**Prompt:** Leave the images behind and copy every record exactly.

**Source information:**
╭──

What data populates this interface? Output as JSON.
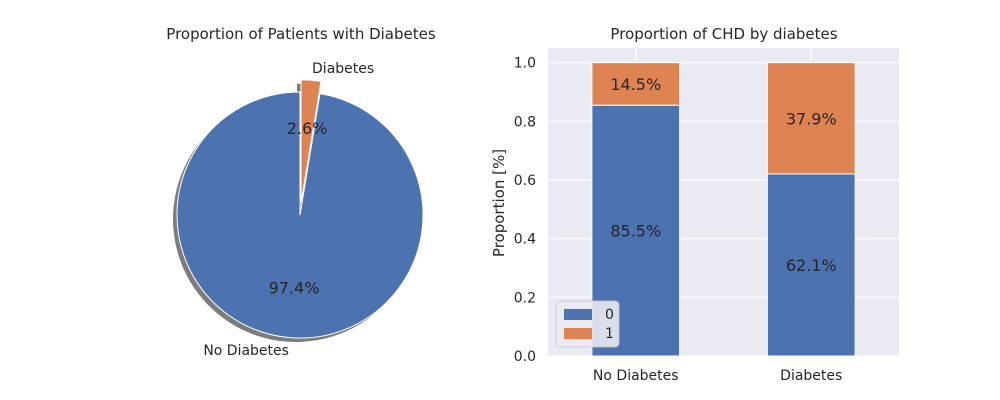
{
  "colors": {
    "blue": "#4c72b0",
    "orange": "#dd8452",
    "panel_bg": "#eaeaf2",
    "grid": "#ffffff"
  },
  "chart_data": [
    {
      "type": "pie",
      "title": "Proportion of Patients with Diabetes",
      "labels": [
        "No Diabetes",
        "Diabetes"
      ],
      "values": [
        97.4,
        2.6
      ],
      "pct_labels": [
        "97.4%",
        "2.6%"
      ],
      "exploded": "Diabetes",
      "shadow": true
    },
    {
      "type": "bar",
      "stacked": true,
      "title": "Proportion of CHD by diabetes",
      "xlabel": "",
      "ylabel": "Proportion [%]",
      "categories": [
        "No Diabetes",
        "Diabetes"
      ],
      "series": [
        {
          "name": "0",
          "values": [
            0.855,
            0.621
          ],
          "labels": [
            "85.5%",
            "62.1%"
          ]
        },
        {
          "name": "1",
          "values": [
            0.145,
            0.379
          ],
          "labels": [
            "14.5%",
            "37.9%"
          ]
        }
      ],
      "ylim": [
        0,
        1.05
      ],
      "yticks": [
        "0.0",
        "0.2",
        "0.4",
        "0.6",
        "0.8",
        "1.0"
      ],
      "grid": true,
      "legend": "lower-left"
    }
  ]
}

╰──

**Exercise answer:**
What data populates this interface? Output as JSON.
{
  "colors": {
    "blue": "#4c72b0",
    "orange": "#dd8452",
    "panel_bg": "#eaeaf2",
    "grid": "#ffffff"
  },
  "chart_data": [
    {
      "type": "pie",
      "title": "Proportion of Patients with Diabetes",
      "labels": [
        "No Diabetes",
        "Diabetes"
      ],
      "values": [
        97.4,
        2.6
      ],
      "pct_labels": [
        "97.4%",
        "2.6%"
      ],
      "exploded": "Diabetes",
      "shadow": true
    },
    {
      "type": "bar",
      "stacked": true,
      "title": "Proportion of CHD by diabetes",
      "xlabel": "",
      "ylabel": "Proportion [%]",
      "categories": [
        "No Diabetes",
        "Diabetes"
      ],
      "series": [
        {
          "name": "0",
          "values": [
            0.855,
            0.621
          ],
          "labels": [
            "85.5%",
            "62.1%"
          ]
        },
        {
          "name": "1",
          "values": [
            0.145,
            0.379
          ],
          "labels": [
            "14.5%",
            "37.9%"
          ]
        }
      ],
      "ylim": [
        0,
        1.05
      ],
      "yticks": [
        "0.0",
        "0.2",
        "0.4",
        "0.6",
        "0.8",
        "1.0"
      ],
      "grid": true,
      "legend": "lower-left"
    }
  ]
}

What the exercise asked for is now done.